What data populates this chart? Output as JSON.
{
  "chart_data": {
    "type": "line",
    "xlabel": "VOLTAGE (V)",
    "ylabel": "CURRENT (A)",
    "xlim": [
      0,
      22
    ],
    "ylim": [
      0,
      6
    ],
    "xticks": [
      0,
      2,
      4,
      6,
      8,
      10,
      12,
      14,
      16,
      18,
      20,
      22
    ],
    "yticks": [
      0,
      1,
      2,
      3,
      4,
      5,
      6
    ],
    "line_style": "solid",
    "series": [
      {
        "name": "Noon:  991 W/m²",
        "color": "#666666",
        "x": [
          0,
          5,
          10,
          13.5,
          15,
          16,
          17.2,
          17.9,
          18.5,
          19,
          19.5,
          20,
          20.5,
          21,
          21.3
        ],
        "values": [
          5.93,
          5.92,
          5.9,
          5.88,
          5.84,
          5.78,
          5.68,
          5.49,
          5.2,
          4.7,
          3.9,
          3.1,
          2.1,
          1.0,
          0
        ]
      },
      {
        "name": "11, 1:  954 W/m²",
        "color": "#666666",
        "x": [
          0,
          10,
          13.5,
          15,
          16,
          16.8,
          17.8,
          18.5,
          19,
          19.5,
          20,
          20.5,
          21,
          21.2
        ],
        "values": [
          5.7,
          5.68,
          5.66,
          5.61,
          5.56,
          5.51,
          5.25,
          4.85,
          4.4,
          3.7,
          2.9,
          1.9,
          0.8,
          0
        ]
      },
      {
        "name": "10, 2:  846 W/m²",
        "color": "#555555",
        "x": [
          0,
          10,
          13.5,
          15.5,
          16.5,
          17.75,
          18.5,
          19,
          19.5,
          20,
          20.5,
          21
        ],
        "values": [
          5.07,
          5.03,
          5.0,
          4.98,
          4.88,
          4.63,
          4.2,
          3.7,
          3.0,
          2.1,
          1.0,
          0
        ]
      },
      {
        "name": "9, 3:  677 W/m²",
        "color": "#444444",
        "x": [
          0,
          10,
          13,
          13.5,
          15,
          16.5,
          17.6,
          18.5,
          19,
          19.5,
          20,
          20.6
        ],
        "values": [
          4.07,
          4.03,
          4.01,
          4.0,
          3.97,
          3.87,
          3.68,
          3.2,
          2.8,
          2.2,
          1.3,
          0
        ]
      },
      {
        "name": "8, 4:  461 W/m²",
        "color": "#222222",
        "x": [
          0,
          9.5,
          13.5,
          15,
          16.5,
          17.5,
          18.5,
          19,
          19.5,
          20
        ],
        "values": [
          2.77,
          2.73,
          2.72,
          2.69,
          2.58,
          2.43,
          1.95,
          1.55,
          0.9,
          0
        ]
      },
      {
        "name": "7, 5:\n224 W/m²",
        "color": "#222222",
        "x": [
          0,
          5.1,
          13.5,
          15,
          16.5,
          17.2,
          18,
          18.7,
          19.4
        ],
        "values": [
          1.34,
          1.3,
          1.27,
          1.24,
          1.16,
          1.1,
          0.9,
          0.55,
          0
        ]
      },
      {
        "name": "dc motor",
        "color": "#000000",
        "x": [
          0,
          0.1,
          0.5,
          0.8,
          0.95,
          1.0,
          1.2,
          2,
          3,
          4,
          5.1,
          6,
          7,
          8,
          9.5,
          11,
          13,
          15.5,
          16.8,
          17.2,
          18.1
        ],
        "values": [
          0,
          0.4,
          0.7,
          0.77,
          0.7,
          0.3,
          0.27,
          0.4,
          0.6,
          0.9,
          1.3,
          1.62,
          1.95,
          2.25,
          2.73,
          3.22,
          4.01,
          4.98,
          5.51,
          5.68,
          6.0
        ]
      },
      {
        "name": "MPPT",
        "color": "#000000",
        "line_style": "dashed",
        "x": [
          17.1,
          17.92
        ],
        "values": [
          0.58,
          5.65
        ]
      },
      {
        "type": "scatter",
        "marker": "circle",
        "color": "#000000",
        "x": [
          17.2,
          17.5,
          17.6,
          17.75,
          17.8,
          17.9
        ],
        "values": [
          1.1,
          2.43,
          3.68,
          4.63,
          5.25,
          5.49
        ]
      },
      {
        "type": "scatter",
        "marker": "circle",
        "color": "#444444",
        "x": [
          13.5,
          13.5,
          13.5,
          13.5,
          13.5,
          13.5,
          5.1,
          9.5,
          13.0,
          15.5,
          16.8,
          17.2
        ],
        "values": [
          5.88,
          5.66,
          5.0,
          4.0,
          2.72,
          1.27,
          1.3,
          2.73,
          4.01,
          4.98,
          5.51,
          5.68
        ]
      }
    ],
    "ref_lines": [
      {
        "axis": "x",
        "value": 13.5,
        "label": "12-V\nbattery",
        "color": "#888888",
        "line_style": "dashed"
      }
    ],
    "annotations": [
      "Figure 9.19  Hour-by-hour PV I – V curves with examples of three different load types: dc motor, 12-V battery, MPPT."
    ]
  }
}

┄┄┄┄┄┄┄┄┄┄┄┄┄┄┄┄┄┄┄┄

Transcribe every entry word for word.

What data populates this chart? Output as JSON.
{
  "chart_data": {
    "type": "line",
    "xlabel": "VOLTAGE (V)",
    "ylabel": "CURRENT (A)",
    "xlim": [
      0,
      22
    ],
    "ylim": [
      0,
      6
    ],
    "xticks": [
      0,
      2,
      4,
      6,
      8,
      10,
      12,
      14,
      16,
      18,
      20,
      22
    ],
    "yticks": [
      0,
      1,
      2,
      3,
      4,
      5,
      6
    ],
    "line_style": "solid",
    "series": [
      {
        "name": "Noon:  991 W/m²",
        "color": "#666666",
        "x": [
          0,
          5,
          10,
          13.5,
          15,
          16,
          17.2,
          17.9,
          18.5,
          19,
          19.5,
          20,
          20.5,
          21,
          21.3
        ],
        "values": [
          5.93,
          5.92,
          5.9,
          5.88,
          5.84,
          5.78,
          5.68,
          5.49,
          5.2,
          4.7,
          3.9,
          3.1,
          2.1,
          1.0,
          0
        ]
      },
      {
        "name": "11, 1:  954 W/m²",
        "color": "#666666",
        "x": [
          0,
          10,
          13.5,
          15,
          16,
          16.8,
          17.8,
          18.5,
          19,
          19.5,
          20,
          20.5,
          21,
          21.2
        ],
        "values": [
          5.7,
          5.68,
          5.66,
          5.61,
          5.56,
          5.51,
          5.25,
          4.85,
          4.4,
          3.7,
          2.9,
          1.9,
          0.8,
          0
        ]
      },
      {
        "name": "10, 2:  846 W/m²",
        "color": "#555555",
        "x": [
          0,
          10,
          13.5,
          15.5,
          16.5,
          17.75,
          18.5,
          19,
          19.5,
          20,
          20.5,
          21
        ],
        "values": [
          5.07,
          5.03,
          5.0,
          4.98,
          4.88,
          4.63,
          4.2,
          3.7,
          3.0,
          2.1,
          1.0,
          0
        ]
      },
      {
        "name": "9, 3:  677 W/m²",
        "color": "#444444",
        "x": [
          0,
          10,
          13,
          13.5,
          15,
          16.5,
          17.6,
          18.5,
          19,
          19.5,
          20,
          20.6
        ],
        "values": [
          4.07,
          4.03,
          4.01,
          4.0,
          3.97,
          3.87,
          3.68,
          3.2,
          2.8,
          2.2,
          1.3,
          0
        ]
      },
      {
        "name": "8, 4:  461 W/m²",
        "color": "#222222",
        "x": [
          0,
          9.5,
          13.5,
          15,
          16.5,
          17.5,
          18.5,
          19,
          19.5,
          20
        ],
        "values": [
          2.77,
          2.73,
          2.72,
          2.69,
          2.58,
          2.43,
          1.95,
          1.55,
          0.9,
          0
        ]
      },
      {
        "name": "7, 5:\n224 W/m²",
        "color": "#222222",
        "x": [
          0,
          5.1,
          13.5,
          15,
          16.5,
          17.2,
          18,
          18.7,
          19.4
        ],
        "values": [
          1.34,
          1.3,
          1.27,
          1.24,
          1.16,
          1.1,
          0.9,
          0.55,
          0
        ]
      },
      {
        "name": "dc motor",
        "color": "#000000",
        "x": [
          0,
          0.1,
          0.5,
          0.8,
          0.95,
          1.0,
          1.2,
          2,
          3,
          4,
          5.1,
          6,
          7,
          8,
          9.5,
          11,
          13,
          15.5,
          16.8,
          17.2,
          18.1
        ],
        "values": [
          0,
          0.4,
          0.7,
          0.77,
          0.7,
          0.3,
          0.27,
          0.4,
          0.6,
          0.9,
          1.3,
          1.62,
          1.95,
          2.25,
          2.73,
          3.22,
          4.01,
          4.98,
          5.51,
          5.68,
          6.0
        ]
      },
      {
        "name": "MPPT",
        "color": "#000000",
        "line_style": "dashed",
        "x": [
          17.1,
          17.92
        ],
        "values": [
          0.58,
          5.65
        ]
      },
      {
        "type": "scatter",
        "marker": "circle",
        "color": "#000000",
        "x": [
          17.2,
          17.5,
          17.6,
          17.75,
          17.8,
          17.9
        ],
        "values": [
          1.1,
          2.43,
          3.68,
          4.63,
          5.25,
          5.49
        ]
      },
      {
        "type": "scatter",
        "marker": "circle",
        "color": "#444444",
        "x": [
          13.5,
          13.5,
          13.5,
          13.5,
          13.5,
          13.5,
          5.1,
          9.5,
          13.0,
          15.5,
          16.8,
          17.2
        ],
        "values": [
          5.88,
          5.66,
          5.0,
          4.0,
          2.72,
          1.27,
          1.3,
          2.73,
          4.01,
          4.98,
          5.51,
          5.68
        ]
      }
    ],
    "ref_lines": [
      {
        "axis": "x",
        "value": 13.5,
        "label": "12-V\nbattery",
        "color": "#888888",
        "line_style": "dashed"
      }
    ],
    "annotations": [
      "Figure 9.19  Hour-by-hour PV I – V curves with examples of three different load types: dc motor, 12-V battery, MPPT."
    ]
  }
}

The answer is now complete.